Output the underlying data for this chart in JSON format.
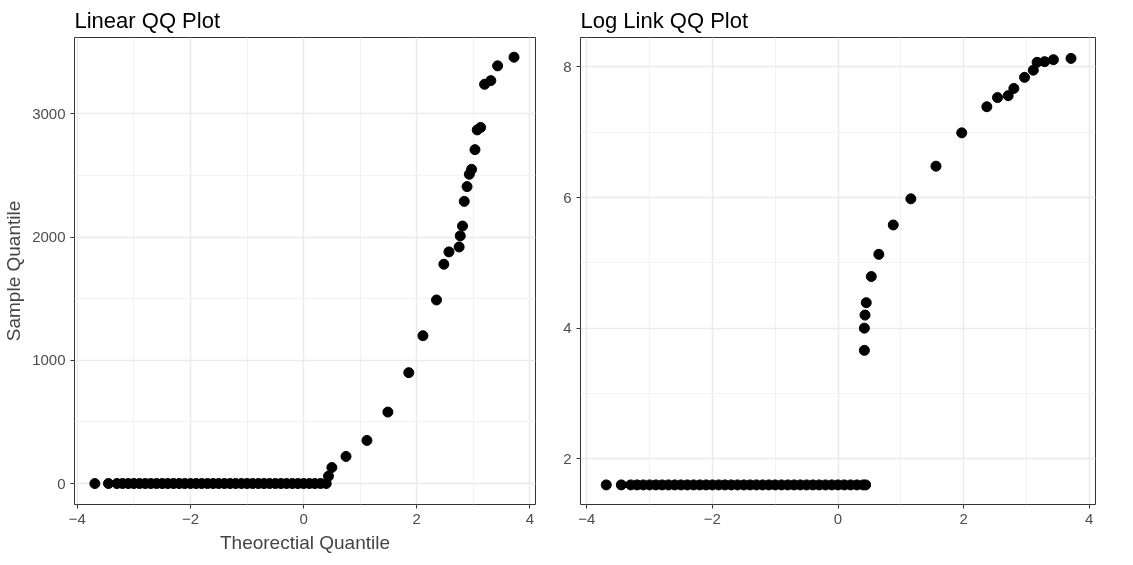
{
  "chart_data": [
    {
      "type": "scatter",
      "title": "Linear QQ Plot",
      "xlabel": "Theorectial Quantile",
      "ylabel": "Sample Quantile",
      "marker": "circle",
      "grid": true,
      "xlim": [
        -4.05,
        4.1
      ],
      "ylim": [
        -170,
        3620
      ],
      "xticks": [
        -4,
        -2,
        0,
        2,
        4
      ],
      "yticks": [
        0,
        1000,
        2000,
        3000
      ],
      "series": [
        {
          "color": "#000000",
          "x": [
            -3.69,
            -3.45,
            -3.3,
            -3.2,
            -3.1,
            -3.0,
            -2.9,
            -2.8,
            -2.7,
            -2.6,
            -2.5,
            -2.4,
            -2.3,
            -2.2,
            -2.1,
            -2.0,
            -1.9,
            -1.8,
            -1.7,
            -1.6,
            -1.5,
            -1.4,
            -1.3,
            -1.2,
            -1.1,
            -1.0,
            -0.9,
            -0.8,
            -0.7,
            -0.6,
            -0.5,
            -0.4,
            -0.3,
            -0.2,
            -0.1,
            0.0,
            0.1,
            0.2,
            0.3,
            0.4,
            0.44,
            0.5,
            0.75,
            1.12,
            1.49,
            1.86,
            2.11,
            2.35,
            2.48,
            2.57,
            2.75,
            2.77,
            2.81,
            2.84,
            2.89,
            2.93,
            2.97,
            3.03,
            3.07,
            3.13,
            3.2,
            3.31,
            3.43,
            3.72
          ],
          "values": [
            0,
            0,
            0,
            0,
            0,
            0,
            0,
            0,
            0,
            0,
            0,
            0,
            0,
            0,
            0,
            0,
            0,
            0,
            0,
            0,
            0,
            0,
            0,
            0,
            0,
            0,
            0,
            0,
            0,
            0,
            0,
            0,
            0,
            0,
            0,
            0,
            0,
            0,
            0,
            0,
            60,
            130,
            220,
            350,
            580,
            900,
            1200,
            1490,
            1780,
            1880,
            1920,
            2010,
            2090,
            2290,
            2410,
            2510,
            2550,
            2710,
            2870,
            2890,
            3240,
            3270,
            3390,
            3460
          ]
        }
      ]
    },
    {
      "type": "scatter",
      "title": "Log Link QQ Plot",
      "marker": "circle",
      "grid": true,
      "xlim": [
        -4.1,
        4.1
      ],
      "ylim": [
        1.3,
        8.45
      ],
      "xticks": [
        -4,
        -2,
        0,
        2,
        4
      ],
      "yticks": [
        2,
        4,
        6,
        8
      ],
      "series": [
        {
          "color": "#000000",
          "x": [
            -3.69,
            -3.45,
            -3.3,
            -3.2,
            -3.1,
            -3.0,
            -2.9,
            -2.8,
            -2.7,
            -2.6,
            -2.5,
            -2.4,
            -2.3,
            -2.2,
            -2.1,
            -2.0,
            -1.9,
            -1.8,
            -1.7,
            -1.6,
            -1.5,
            -1.4,
            -1.3,
            -1.2,
            -1.1,
            -1.0,
            -0.9,
            -0.8,
            -0.7,
            -0.6,
            -0.5,
            -0.4,
            -0.3,
            -0.2,
            -0.1,
            0.0,
            0.1,
            0.2,
            0.3,
            0.4,
            0.44,
            0.42,
            0.42,
            0.43,
            0.45,
            0.53,
            0.65,
            0.88,
            1.16,
            1.56,
            1.97,
            2.37,
            2.54,
            2.71,
            2.8,
            2.97,
            3.11,
            3.17,
            3.29,
            3.43,
            3.71
          ],
          "values": [
            1.6,
            1.6,
            1.6,
            1.6,
            1.6,
            1.6,
            1.6,
            1.6,
            1.6,
            1.6,
            1.6,
            1.6,
            1.6,
            1.6,
            1.6,
            1.6,
            1.6,
            1.6,
            1.6,
            1.6,
            1.6,
            1.6,
            1.6,
            1.6,
            1.6,
            1.6,
            1.6,
            1.6,
            1.6,
            1.6,
            1.6,
            1.6,
            1.6,
            1.6,
            1.6,
            1.6,
            1.6,
            1.6,
            1.6,
            1.6,
            1.6,
            3.66,
            4.0,
            4.2,
            4.39,
            4.79,
            5.13,
            5.58,
            5.98,
            6.48,
            6.99,
            7.39,
            7.53,
            7.56,
            7.67,
            7.84,
            7.95,
            8.07,
            8.08,
            8.11,
            8.13
          ]
        }
      ]
    }
  ]
}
# # #
Omit every picture, then repeat the remaining data exactly as it appears above.

Output the underlying data for this chart in JSON format.
{
  "chart_data": [
    {
      "type": "scatter",
      "title": "Linear QQ Plot",
      "xlabel": "Theorectial Quantile",
      "ylabel": "Sample Quantile",
      "marker": "circle",
      "grid": true,
      "xlim": [
        -4.05,
        4.1
      ],
      "ylim": [
        -170,
        3620
      ],
      "xticks": [
        -4,
        -2,
        0,
        2,
        4
      ],
      "yticks": [
        0,
        1000,
        2000,
        3000
      ],
      "series": [
        {
          "color": "#000000",
          "x": [
            -3.69,
            -3.45,
            -3.3,
            -3.2,
            -3.1,
            -3.0,
            -2.9,
            -2.8,
            -2.7,
            -2.6,
            -2.5,
            -2.4,
            -2.3,
            -2.2,
            -2.1,
            -2.0,
            -1.9,
            -1.8,
            -1.7,
            -1.6,
            -1.5,
            -1.4,
            -1.3,
            -1.2,
            -1.1,
            -1.0,
            -0.9,
            -0.8,
            -0.7,
            -0.6,
            -0.5,
            -0.4,
            -0.3,
            -0.2,
            -0.1,
            0.0,
            0.1,
            0.2,
            0.3,
            0.4,
            0.44,
            0.5,
            0.75,
            1.12,
            1.49,
            1.86,
            2.11,
            2.35,
            2.48,
            2.57,
            2.75,
            2.77,
            2.81,
            2.84,
            2.89,
            2.93,
            2.97,
            3.03,
            3.07,
            3.13,
            3.2,
            3.31,
            3.43,
            3.72
          ],
          "values": [
            0,
            0,
            0,
            0,
            0,
            0,
            0,
            0,
            0,
            0,
            0,
            0,
            0,
            0,
            0,
            0,
            0,
            0,
            0,
            0,
            0,
            0,
            0,
            0,
            0,
            0,
            0,
            0,
            0,
            0,
            0,
            0,
            0,
            0,
            0,
            0,
            0,
            0,
            0,
            0,
            60,
            130,
            220,
            350,
            580,
            900,
            1200,
            1490,
            1780,
            1880,
            1920,
            2010,
            2090,
            2290,
            2410,
            2510,
            2550,
            2710,
            2870,
            2890,
            3240,
            3270,
            3390,
            3460
          ]
        }
      ]
    },
    {
      "type": "scatter",
      "title": "Log Link QQ Plot",
      "marker": "circle",
      "grid": true,
      "xlim": [
        -4.1,
        4.1
      ],
      "ylim": [
        1.3,
        8.45
      ],
      "xticks": [
        -4,
        -2,
        0,
        2,
        4
      ],
      "yticks": [
        2,
        4,
        6,
        8
      ],
      "series": [
        {
          "color": "#000000",
          "x": [
            -3.69,
            -3.45,
            -3.3,
            -3.2,
            -3.1,
            -3.0,
            -2.9,
            -2.8,
            -2.7,
            -2.6,
            -2.5,
            -2.4,
            -2.3,
            -2.2,
            -2.1,
            -2.0,
            -1.9,
            -1.8,
            -1.7,
            -1.6,
            -1.5,
            -1.4,
            -1.3,
            -1.2,
            -1.1,
            -1.0,
            -0.9,
            -0.8,
            -0.7,
            -0.6,
            -0.5,
            -0.4,
            -0.3,
            -0.2,
            -0.1,
            0.0,
            0.1,
            0.2,
            0.3,
            0.4,
            0.44,
            0.42,
            0.42,
            0.43,
            0.45,
            0.53,
            0.65,
            0.88,
            1.16,
            1.56,
            1.97,
            2.37,
            2.54,
            2.71,
            2.8,
            2.97,
            3.11,
            3.17,
            3.29,
            3.43,
            3.71
          ],
          "values": [
            1.6,
            1.6,
            1.6,
            1.6,
            1.6,
            1.6,
            1.6,
            1.6,
            1.6,
            1.6,
            1.6,
            1.6,
            1.6,
            1.6,
            1.6,
            1.6,
            1.6,
            1.6,
            1.6,
            1.6,
            1.6,
            1.6,
            1.6,
            1.6,
            1.6,
            1.6,
            1.6,
            1.6,
            1.6,
            1.6,
            1.6,
            1.6,
            1.6,
            1.6,
            1.6,
            1.6,
            1.6,
            1.6,
            1.6,
            1.6,
            1.6,
            3.66,
            4.0,
            4.2,
            4.39,
            4.79,
            5.13,
            5.58,
            5.98,
            6.48,
            6.99,
            7.39,
            7.53,
            7.56,
            7.67,
            7.84,
            7.95,
            8.07,
            8.08,
            8.11,
            8.13
          ]
        }
      ]
    }
  ]
}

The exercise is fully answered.